Objective:
All of the material should be reproduced exactly, with pictures left out.

==== Stored data

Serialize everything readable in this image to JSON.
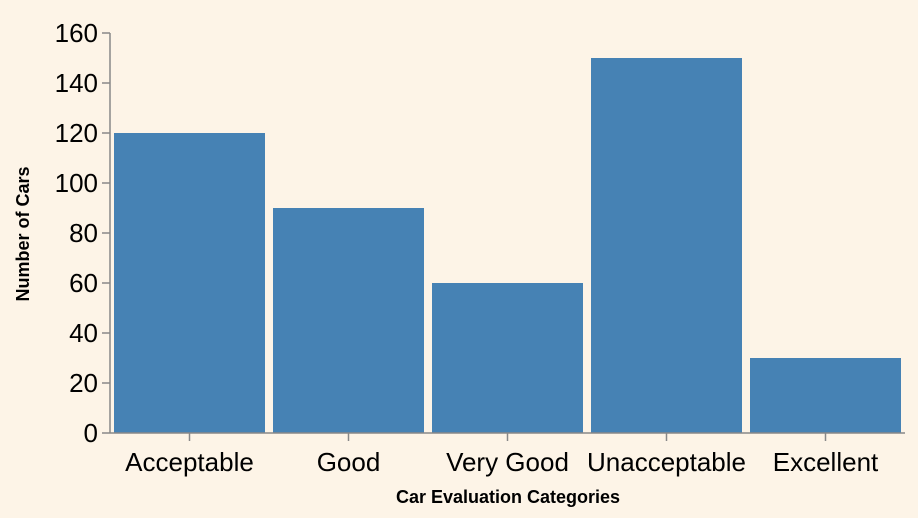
{
  "chart_data": {
    "type": "bar",
    "categories": [
      "Acceptable",
      "Good",
      "Very Good",
      "Unacceptable",
      "Excellent"
    ],
    "values": [
      120,
      90,
      60,
      150,
      30
    ],
    "title": "",
    "xlabel": "Car Evaluation Categories",
    "ylabel": "Number of Cars",
    "ylim": [
      0,
      160
    ],
    "yticks": [
      0,
      20,
      40,
      60,
      80,
      100,
      120,
      140,
      160
    ],
    "bar_color": "#4682b4",
    "background_color": "#fdf4e7",
    "grid": false,
    "legend": "none"
  }
}
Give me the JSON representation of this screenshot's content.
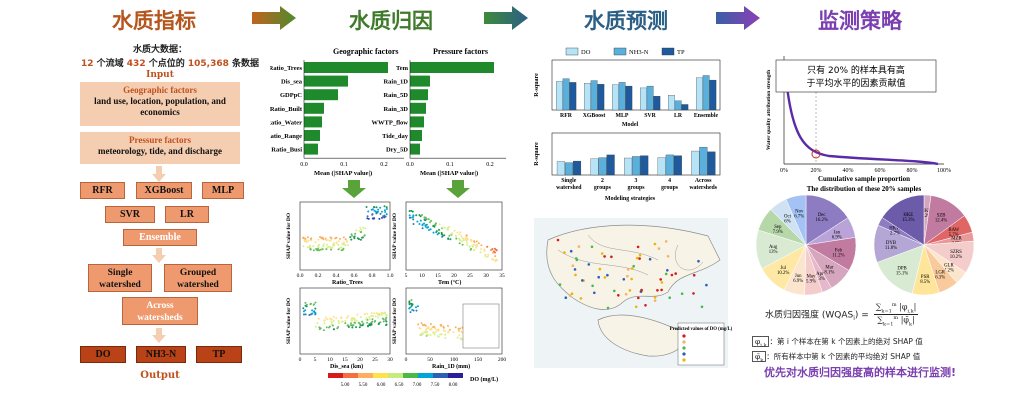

========

Solution to this problem:
Serialize everything readable in this image to JSON.
{
  "chart_data": {
    "type": "bar",
    "categories": [
      "Acceptable",
      "Good",
      "Very Good",
      "Unacceptable",
      "Excellent"
    ],
    "values": [
      120,
      90,
      60,
      150,
      30
    ],
    "title": "",
    "xlabel": "Car Evaluation Categories",
    "ylabel": "Number of Cars",
    "ylim": [
      0,
      160
    ],
    "yticks": [
      0,
      20,
      40,
      60,
      80,
      100,
      120,
      140,
      160
    ],
    "bar_color": "#4682b4",
    "background_color": "#fdf4e7",
    "grid": false,
    "legend": "none"
  }
}
Give me the JSON representation of this screenshot's content.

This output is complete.